━━━ Stored records ━━━

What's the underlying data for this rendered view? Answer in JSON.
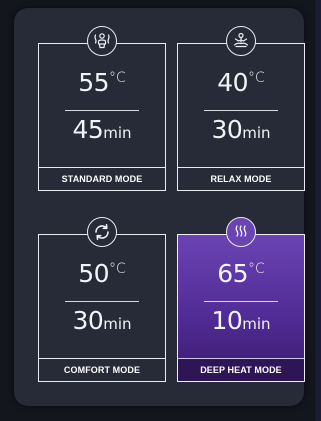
{
  "modes": [
    {
      "temperature": "55",
      "temp_unit": "°C",
      "duration": "45",
      "duration_unit": "min",
      "label": "STANDARD MODE",
      "icon": "person-heat-icon",
      "selected": false
    },
    {
      "temperature": "40",
      "temp_unit": "°C",
      "duration": "30",
      "duration_unit": "min",
      "label": "RELAX MODE",
      "icon": "meditation-icon",
      "selected": false
    },
    {
      "temperature": "50",
      "temp_unit": "°C",
      "duration": "30",
      "duration_unit": "min",
      "label": "COMFORT MODE",
      "icon": "refresh-circle-icon",
      "selected": false
    },
    {
      "temperature": "65",
      "temp_unit": "°C",
      "duration": "10",
      "duration_unit": "min",
      "label": "DEEP HEAT MODE",
      "icon": "heat-waves-icon",
      "selected": true
    }
  ],
  "colors": {
    "background": "#14161e",
    "panel": "#272b38",
    "selected_accent": "#6a44b3",
    "text": "#f2f3f6"
  }
}
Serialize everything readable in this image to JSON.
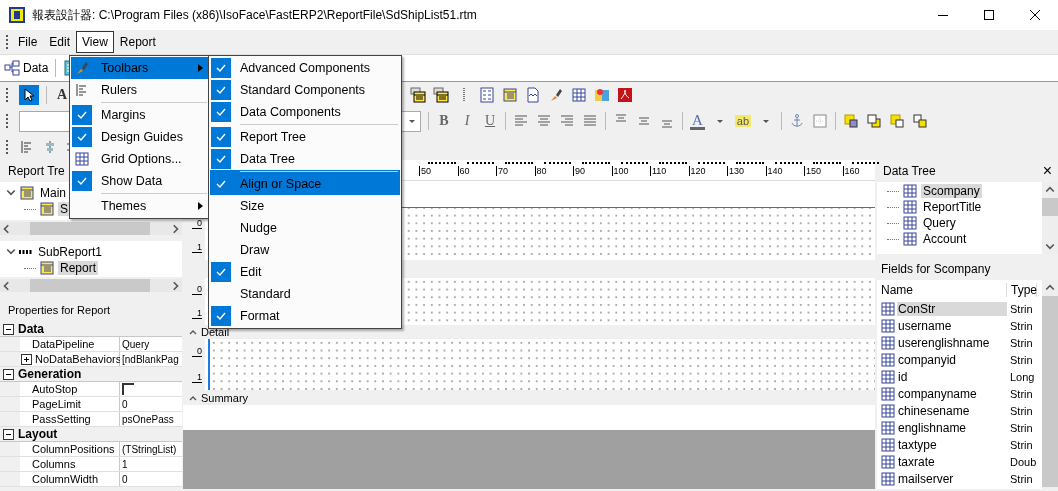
{
  "window": {
    "title": "報表設計器: C:\\Program Files (x86)\\IsoFace\\FastERP2\\ReportFile\\SdShipList51.rtm"
  },
  "menu_bar": [
    {
      "label": "File",
      "selected": false
    },
    {
      "label": "Edit",
      "selected": false
    },
    {
      "label": "View",
      "selected": true
    },
    {
      "label": "Report",
      "selected": false
    }
  ],
  "tab_bar": {
    "data_button": "Data"
  },
  "component_toolbar": {
    "label_tool": "A"
  },
  "format_toolbar": {
    "bold": "B",
    "italic": "I",
    "underline": "U",
    "font_color": "A",
    "highlight": "ab"
  },
  "view_menu": [
    {
      "label": "Toolbars",
      "kind": "tools",
      "checked": false,
      "selected": true,
      "submenu": true,
      "separator_before": false
    },
    {
      "label": "Rulers",
      "kind": "ruler",
      "checked": false,
      "selected": false,
      "submenu": false,
      "separator_before": false
    },
    {
      "label": "Margins",
      "checked": true,
      "selected": false,
      "submenu": false,
      "separator_before": true
    },
    {
      "label": "Design Guides",
      "checked": true,
      "selected": false,
      "submenu": false,
      "separator_before": false
    },
    {
      "label": "Grid Options...",
      "kind": "grid",
      "checked": false,
      "selected": false,
      "submenu": false,
      "separator_before": false
    },
    {
      "label": "Show Data",
      "checked": true,
      "selected": false,
      "submenu": false,
      "separator_before": false
    },
    {
      "label": "Themes",
      "checked": false,
      "selected": false,
      "submenu": true,
      "separator_before": true
    }
  ],
  "toolbars_submenu": [
    {
      "label": "Advanced Components",
      "checked": true,
      "selected": false,
      "separator_before": false
    },
    {
      "label": "Standard Components",
      "checked": true,
      "selected": false,
      "separator_before": false
    },
    {
      "label": "Data Components",
      "checked": true,
      "selected": false,
      "separator_before": false
    },
    {
      "label": "Report Tree",
      "checked": true,
      "selected": false,
      "separator_before": true
    },
    {
      "label": "Data Tree",
      "checked": true,
      "selected": false,
      "separator_before": false
    },
    {
      "label": "Align or Space",
      "checked": true,
      "selected": true,
      "separator_before": true
    },
    {
      "label": "Size",
      "checked": false,
      "selected": false,
      "separator_before": false
    },
    {
      "label": "Nudge",
      "checked": false,
      "selected": false,
      "separator_before": false
    },
    {
      "label": "Draw",
      "checked": false,
      "selected": false,
      "separator_before": false
    },
    {
      "label": "Edit",
      "checked": true,
      "selected": false,
      "separator_before": false
    },
    {
      "label": "Standard",
      "checked": false,
      "selected": false,
      "separator_before": false
    },
    {
      "label": "Format",
      "checked": true,
      "selected": false,
      "separator_before": false
    }
  ],
  "report_tree": {
    "title": "Report Tre",
    "items": [
      {
        "label": "Main",
        "selected": false,
        "children": [
          {
            "label": "S",
            "selected": true
          }
        ]
      }
    ]
  },
  "subreport_tree": {
    "items": [
      {
        "label": "SubReport1",
        "selected": false,
        "children": [
          {
            "label": "Report",
            "selected": true
          }
        ]
      }
    ]
  },
  "properties": {
    "title": "Properties for Report",
    "sections": [
      {
        "name": "Data",
        "expanded": true,
        "rows": [
          {
            "name": "DataPipeline",
            "kind": "text",
            "value": "Query"
          },
          {
            "name": "NoDataBehaviors",
            "kind": "collapsed",
            "value": "[ndBlankPag"
          }
        ]
      },
      {
        "name": "Generation",
        "expanded": true,
        "rows": [
          {
            "name": "AutoStop",
            "kind": "checkbox",
            "checked": false
          },
          {
            "name": "PageLimit",
            "kind": "text",
            "value": "0"
          },
          {
            "name": "PassSetting",
            "kind": "text",
            "value": "psOnePass"
          }
        ]
      },
      {
        "name": "Layout",
        "expanded": true,
        "rows": [
          {
            "name": "ColumnPositions",
            "kind": "text",
            "value": "(TStringList)"
          },
          {
            "name": "Columns",
            "kind": "text",
            "value": "1"
          },
          {
            "name": "ColumnWidth",
            "kind": "text",
            "value": "0"
          }
        ]
      }
    ]
  },
  "designer": {
    "ruler_labels": [
      "50",
      "60",
      "70",
      "80",
      "90",
      "100",
      "110",
      "120",
      "130",
      "140",
      "150",
      "160"
    ],
    "bands": [
      {
        "ruler": [
          "0",
          "1"
        ]
      },
      {
        "ruler": [
          "0",
          "1"
        ]
      },
      {
        "label": "Detail",
        "ruler": [
          "0",
          "1"
        ]
      },
      {
        "label": "Summary"
      }
    ]
  },
  "data_tree": {
    "title": "Data Tree",
    "close": "×",
    "items": [
      {
        "label": "Scompany",
        "selected": true
      },
      {
        "label": "ReportTitle",
        "selected": false
      },
      {
        "label": "Query",
        "selected": false
      },
      {
        "label": "Account",
        "selected": false
      }
    ]
  },
  "fields": {
    "title": "Fields for Scompany",
    "columns": [
      "Name",
      "Type"
    ],
    "rows": [
      {
        "name": "ConStr",
        "type": "Strin",
        "selected": true
      },
      {
        "name": "username",
        "type": "Strin",
        "selected": false
      },
      {
        "name": "userenglishname",
        "type": "Strin",
        "selected": false
      },
      {
        "name": "companyid",
        "type": "Strin",
        "selected": false
      },
      {
        "name": "id",
        "type": "Long",
        "selected": false
      },
      {
        "name": "companyname",
        "type": "Strin",
        "selected": false
      },
      {
        "name": "chinesename",
        "type": "Strin",
        "selected": false
      },
      {
        "name": "englishname",
        "type": "Strin",
        "selected": false
      },
      {
        "name": "taxtype",
        "type": "Strin",
        "selected": false
      },
      {
        "name": "taxrate",
        "type": "Doub",
        "selected": false
      },
      {
        "name": "mailserver",
        "type": "Strin",
        "selected": false
      }
    ]
  }
}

━━━

§ Task:
Every line above that contains the word "JSON" should be reported.

§ Response to the task:
What's the underlying data for this rendered view? Answer in JSON.
Serialize everything readable in this image to JSON.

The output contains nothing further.